# Given task:
Examine the material below. Gather every line in which the string "that" appears.

========================================

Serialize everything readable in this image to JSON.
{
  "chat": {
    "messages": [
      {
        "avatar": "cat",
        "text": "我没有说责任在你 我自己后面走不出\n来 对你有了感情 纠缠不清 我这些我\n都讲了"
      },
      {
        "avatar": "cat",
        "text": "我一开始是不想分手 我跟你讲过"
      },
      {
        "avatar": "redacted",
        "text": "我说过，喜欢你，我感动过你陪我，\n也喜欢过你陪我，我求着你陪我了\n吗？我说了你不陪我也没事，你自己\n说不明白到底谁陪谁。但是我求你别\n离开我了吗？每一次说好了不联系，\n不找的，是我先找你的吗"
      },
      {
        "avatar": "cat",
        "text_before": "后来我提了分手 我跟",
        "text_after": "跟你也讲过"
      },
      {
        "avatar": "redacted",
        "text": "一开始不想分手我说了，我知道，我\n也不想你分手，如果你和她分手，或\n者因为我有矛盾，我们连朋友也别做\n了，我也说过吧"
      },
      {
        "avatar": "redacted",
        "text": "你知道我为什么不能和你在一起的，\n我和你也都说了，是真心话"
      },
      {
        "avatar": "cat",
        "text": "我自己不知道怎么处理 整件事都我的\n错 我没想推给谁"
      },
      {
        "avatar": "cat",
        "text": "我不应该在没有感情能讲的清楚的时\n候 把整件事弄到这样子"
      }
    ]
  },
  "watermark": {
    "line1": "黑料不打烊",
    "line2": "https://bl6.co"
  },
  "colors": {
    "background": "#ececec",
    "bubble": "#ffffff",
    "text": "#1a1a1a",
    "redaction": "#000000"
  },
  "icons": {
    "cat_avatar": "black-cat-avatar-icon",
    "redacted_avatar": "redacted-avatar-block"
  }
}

========================================

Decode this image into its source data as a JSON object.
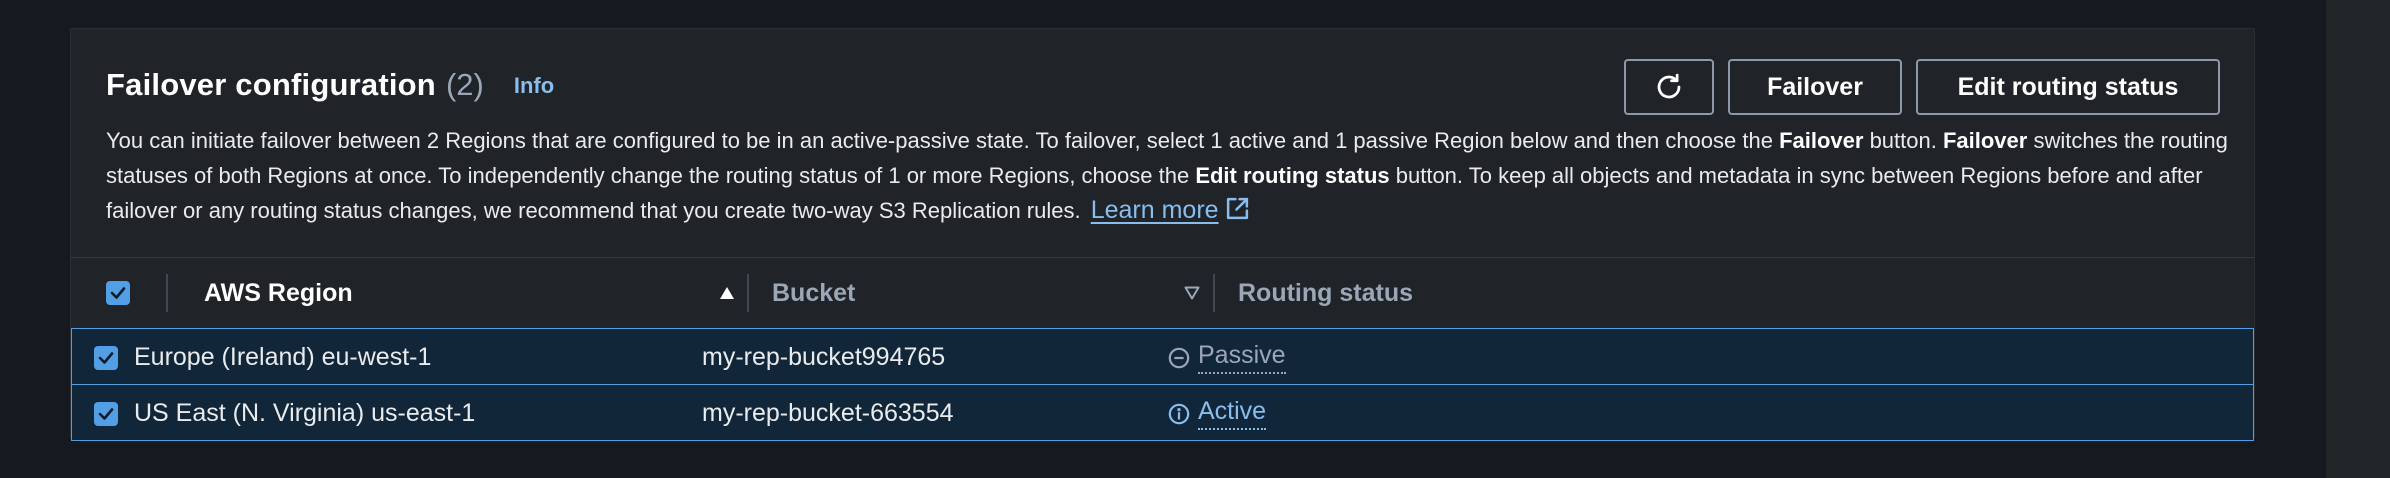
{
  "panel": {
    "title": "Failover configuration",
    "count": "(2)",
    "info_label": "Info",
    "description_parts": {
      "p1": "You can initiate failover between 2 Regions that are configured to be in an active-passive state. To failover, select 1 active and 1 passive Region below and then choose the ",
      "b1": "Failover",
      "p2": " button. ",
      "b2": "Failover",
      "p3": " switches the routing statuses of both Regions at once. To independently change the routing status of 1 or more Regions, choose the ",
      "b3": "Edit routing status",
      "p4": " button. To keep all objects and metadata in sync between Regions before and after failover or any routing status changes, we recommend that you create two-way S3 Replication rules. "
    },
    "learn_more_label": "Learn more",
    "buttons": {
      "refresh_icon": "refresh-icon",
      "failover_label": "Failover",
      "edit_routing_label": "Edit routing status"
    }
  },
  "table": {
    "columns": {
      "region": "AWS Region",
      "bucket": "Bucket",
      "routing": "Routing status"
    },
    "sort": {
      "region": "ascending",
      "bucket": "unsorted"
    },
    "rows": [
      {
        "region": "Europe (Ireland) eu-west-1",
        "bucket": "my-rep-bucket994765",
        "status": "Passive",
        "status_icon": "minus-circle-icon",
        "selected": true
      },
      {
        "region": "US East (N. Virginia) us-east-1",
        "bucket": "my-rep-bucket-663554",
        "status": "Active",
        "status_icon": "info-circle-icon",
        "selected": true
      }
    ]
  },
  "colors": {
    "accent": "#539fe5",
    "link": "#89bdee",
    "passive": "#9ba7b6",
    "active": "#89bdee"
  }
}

========================================

# Answer:
      "p1": "You can initiate failover between 2 Regions that are configured to be in an active-passive state. To failover, select 1 active and 1 passive Region below and then choose the ",
      "p4": " button. To keep all objects and metadata in sync between Regions before and after failover or any routing status changes, we recommend that you create two-way S3 Replication rules. "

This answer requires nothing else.